Excerpt -
/---

There, Dahl heard representatives of the Pension Boards of the United Church of Christ (PBUCC) discuss CHHSM Health, the employee health insurance plan PBUCC offers to CHHSM members.

“At the presentation, one of the things that was attractive was that the Pension Boards operate their insurance as a not-for-profit program, so I knew we had similar values,” Dahl says. “I felt that the administrative costs and the profit margins that carriers would normally be writing into the program were really being passed back to us as savings. It was clear the Pension Boards operated the program with lots of integrity.”

With its existing health insurance plan, EdenHill was facing annual increases of 12 percent. “We are fully indemnified and self-insured and were facing large increases again even though our insurance rating was good,” he says. “PBUCC indicated they could save us between 10 and 15 percent.”

When representatives of PBUCC arrived at EdenHill in 2009, they determined that they could save the community over $100,000 on the cost of its employee health insurance program.

“That was significant for us, and as important was that their historical increases were less than half of the market increases for the last five years,” he says. “The industry average is 8 to 10 percent increases, and PBUCC was showing 3 to 5 percent.”

The math was convincing. EdenHill offered its first open enrollment with CHHSM Health in January of this year. The community has seen participation increase among its 250 employees, about half of which are enrolled.

In addition to the cost-savings, Dahl says EdenHill appreciated that CHHSM Health provides a broader menu of services to employees while keeping their premiums the same. Dahl says EdenHill will explore adding dental and vision coverage, as well as the option of a 401k next year.

\---

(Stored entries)
/---

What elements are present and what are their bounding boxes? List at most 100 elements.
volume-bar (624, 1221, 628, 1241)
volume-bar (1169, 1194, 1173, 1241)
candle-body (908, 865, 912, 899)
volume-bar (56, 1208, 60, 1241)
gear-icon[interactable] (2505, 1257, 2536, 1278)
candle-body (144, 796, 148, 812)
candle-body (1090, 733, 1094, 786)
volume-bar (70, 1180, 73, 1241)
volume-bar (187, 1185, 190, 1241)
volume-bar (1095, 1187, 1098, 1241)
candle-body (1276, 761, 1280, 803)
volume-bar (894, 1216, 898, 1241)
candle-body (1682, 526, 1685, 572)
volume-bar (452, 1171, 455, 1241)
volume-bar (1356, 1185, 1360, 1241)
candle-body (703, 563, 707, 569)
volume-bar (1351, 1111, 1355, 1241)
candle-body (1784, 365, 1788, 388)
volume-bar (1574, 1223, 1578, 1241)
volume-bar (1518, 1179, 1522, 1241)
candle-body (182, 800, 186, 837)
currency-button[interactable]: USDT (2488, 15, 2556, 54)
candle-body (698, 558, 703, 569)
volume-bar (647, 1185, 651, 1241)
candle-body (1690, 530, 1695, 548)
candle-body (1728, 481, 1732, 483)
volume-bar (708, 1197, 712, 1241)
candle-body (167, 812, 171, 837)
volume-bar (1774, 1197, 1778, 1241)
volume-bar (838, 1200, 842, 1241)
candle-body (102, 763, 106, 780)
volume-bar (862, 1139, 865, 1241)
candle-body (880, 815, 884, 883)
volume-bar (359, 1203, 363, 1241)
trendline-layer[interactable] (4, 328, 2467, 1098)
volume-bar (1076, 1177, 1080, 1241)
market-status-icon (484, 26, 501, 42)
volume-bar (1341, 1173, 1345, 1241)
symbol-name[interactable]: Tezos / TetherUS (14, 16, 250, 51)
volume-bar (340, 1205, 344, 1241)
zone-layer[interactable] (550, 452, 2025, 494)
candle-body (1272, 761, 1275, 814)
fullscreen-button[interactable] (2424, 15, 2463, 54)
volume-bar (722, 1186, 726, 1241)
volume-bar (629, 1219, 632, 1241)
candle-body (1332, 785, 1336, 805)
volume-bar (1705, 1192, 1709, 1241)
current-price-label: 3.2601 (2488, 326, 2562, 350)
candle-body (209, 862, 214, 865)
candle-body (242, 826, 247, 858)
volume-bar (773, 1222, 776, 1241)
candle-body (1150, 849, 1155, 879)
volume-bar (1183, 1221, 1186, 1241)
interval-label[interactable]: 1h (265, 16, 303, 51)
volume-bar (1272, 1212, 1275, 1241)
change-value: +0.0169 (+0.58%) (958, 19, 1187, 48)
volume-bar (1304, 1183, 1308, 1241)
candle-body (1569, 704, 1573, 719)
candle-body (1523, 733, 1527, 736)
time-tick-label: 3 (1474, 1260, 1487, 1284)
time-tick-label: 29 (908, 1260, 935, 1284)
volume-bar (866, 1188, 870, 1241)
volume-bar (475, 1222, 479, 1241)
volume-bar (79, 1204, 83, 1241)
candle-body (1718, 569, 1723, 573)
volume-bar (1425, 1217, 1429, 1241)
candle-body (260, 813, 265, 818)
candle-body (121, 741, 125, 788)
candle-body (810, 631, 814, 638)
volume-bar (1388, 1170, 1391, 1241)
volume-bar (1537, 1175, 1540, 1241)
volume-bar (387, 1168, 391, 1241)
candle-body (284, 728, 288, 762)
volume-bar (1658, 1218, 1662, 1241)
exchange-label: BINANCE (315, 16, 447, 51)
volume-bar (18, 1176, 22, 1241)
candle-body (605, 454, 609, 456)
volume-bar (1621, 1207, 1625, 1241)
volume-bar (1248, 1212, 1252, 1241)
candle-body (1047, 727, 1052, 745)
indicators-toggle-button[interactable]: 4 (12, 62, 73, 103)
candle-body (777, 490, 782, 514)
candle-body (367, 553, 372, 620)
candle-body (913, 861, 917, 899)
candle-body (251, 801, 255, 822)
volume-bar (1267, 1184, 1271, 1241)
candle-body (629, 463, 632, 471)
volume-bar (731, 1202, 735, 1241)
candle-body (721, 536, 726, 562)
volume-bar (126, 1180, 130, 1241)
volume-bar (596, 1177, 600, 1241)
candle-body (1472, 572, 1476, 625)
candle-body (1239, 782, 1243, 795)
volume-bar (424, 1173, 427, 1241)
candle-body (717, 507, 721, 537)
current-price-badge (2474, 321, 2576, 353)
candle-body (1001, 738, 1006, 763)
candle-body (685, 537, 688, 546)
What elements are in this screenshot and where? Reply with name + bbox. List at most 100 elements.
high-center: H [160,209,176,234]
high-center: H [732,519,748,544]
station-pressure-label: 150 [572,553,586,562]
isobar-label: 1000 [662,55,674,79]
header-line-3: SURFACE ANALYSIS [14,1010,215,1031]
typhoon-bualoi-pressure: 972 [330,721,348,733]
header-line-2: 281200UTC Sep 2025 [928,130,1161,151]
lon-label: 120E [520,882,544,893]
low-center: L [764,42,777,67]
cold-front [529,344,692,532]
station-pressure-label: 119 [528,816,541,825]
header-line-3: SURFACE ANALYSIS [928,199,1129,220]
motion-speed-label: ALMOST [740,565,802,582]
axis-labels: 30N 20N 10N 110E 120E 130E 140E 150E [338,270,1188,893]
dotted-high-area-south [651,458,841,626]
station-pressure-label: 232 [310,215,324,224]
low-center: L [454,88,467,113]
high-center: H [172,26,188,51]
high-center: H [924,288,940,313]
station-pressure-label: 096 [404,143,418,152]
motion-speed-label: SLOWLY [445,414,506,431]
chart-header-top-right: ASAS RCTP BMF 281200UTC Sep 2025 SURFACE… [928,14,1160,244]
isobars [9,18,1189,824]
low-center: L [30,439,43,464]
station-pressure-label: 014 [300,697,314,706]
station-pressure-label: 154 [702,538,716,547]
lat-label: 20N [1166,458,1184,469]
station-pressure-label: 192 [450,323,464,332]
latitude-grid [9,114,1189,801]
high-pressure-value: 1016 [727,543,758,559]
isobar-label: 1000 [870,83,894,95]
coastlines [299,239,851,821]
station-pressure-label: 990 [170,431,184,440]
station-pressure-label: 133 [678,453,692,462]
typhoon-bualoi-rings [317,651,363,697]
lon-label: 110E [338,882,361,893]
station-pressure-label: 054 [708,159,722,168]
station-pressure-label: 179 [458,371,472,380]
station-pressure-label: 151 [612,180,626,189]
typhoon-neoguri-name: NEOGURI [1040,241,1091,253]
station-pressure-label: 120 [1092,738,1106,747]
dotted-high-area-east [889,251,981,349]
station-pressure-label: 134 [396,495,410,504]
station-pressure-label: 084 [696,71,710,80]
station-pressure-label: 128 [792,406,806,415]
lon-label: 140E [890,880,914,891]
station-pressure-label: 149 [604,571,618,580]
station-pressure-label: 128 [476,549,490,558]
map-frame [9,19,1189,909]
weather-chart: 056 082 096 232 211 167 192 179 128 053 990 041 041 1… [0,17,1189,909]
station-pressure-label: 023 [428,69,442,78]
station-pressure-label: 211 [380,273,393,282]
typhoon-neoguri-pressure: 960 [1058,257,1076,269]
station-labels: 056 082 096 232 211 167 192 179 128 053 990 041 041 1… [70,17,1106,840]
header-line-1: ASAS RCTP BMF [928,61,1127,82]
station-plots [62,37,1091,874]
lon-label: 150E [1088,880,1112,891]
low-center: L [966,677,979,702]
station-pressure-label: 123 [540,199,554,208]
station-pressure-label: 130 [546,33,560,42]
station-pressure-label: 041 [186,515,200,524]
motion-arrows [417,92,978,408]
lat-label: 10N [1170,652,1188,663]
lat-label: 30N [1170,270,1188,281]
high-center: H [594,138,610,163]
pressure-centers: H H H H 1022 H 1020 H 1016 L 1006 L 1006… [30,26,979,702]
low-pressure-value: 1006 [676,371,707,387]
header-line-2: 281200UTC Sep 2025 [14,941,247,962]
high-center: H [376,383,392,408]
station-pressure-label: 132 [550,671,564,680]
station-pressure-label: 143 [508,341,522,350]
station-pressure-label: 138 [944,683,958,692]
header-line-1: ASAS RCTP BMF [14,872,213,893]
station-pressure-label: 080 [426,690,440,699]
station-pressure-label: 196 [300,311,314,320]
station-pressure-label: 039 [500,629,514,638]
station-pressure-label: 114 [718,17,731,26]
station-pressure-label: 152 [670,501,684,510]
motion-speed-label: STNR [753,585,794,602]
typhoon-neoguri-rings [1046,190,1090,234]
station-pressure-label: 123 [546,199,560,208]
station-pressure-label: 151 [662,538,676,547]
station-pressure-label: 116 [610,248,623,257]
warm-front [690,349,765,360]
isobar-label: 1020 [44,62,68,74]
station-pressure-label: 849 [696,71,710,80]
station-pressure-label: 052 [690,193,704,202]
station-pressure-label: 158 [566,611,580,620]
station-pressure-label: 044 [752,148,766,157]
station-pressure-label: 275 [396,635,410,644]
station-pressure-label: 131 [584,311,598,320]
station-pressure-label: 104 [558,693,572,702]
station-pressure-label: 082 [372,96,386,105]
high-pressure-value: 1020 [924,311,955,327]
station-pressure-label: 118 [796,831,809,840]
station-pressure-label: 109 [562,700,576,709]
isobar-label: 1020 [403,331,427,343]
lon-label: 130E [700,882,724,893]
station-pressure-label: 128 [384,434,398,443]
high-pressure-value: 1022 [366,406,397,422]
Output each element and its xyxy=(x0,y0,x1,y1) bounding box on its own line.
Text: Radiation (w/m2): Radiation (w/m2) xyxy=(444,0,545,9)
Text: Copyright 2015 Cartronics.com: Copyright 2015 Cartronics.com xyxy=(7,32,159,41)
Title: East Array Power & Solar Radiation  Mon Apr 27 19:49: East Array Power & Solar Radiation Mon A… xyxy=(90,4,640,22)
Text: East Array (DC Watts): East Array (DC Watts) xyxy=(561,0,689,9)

\---

Work instructions -
Retype the passage of the excerpt on EdenHill's health insurance word for word, starting at "With its existing" and ending at "health insurance program.".

Answer area -
With its existing health insurance plan, EdenHill was facing annual increases of 12 percent. “We are fully indemnified and self-insured and were facing large increases again even though our insurance rating was good,” he says. “PBUCC indicated they could save us between 10 and 15 percent.”

When representatives of PBUCC arrived at EdenHill in 2009, they determined that they could save the community over $100,000 on the cost of its employee health insurance program.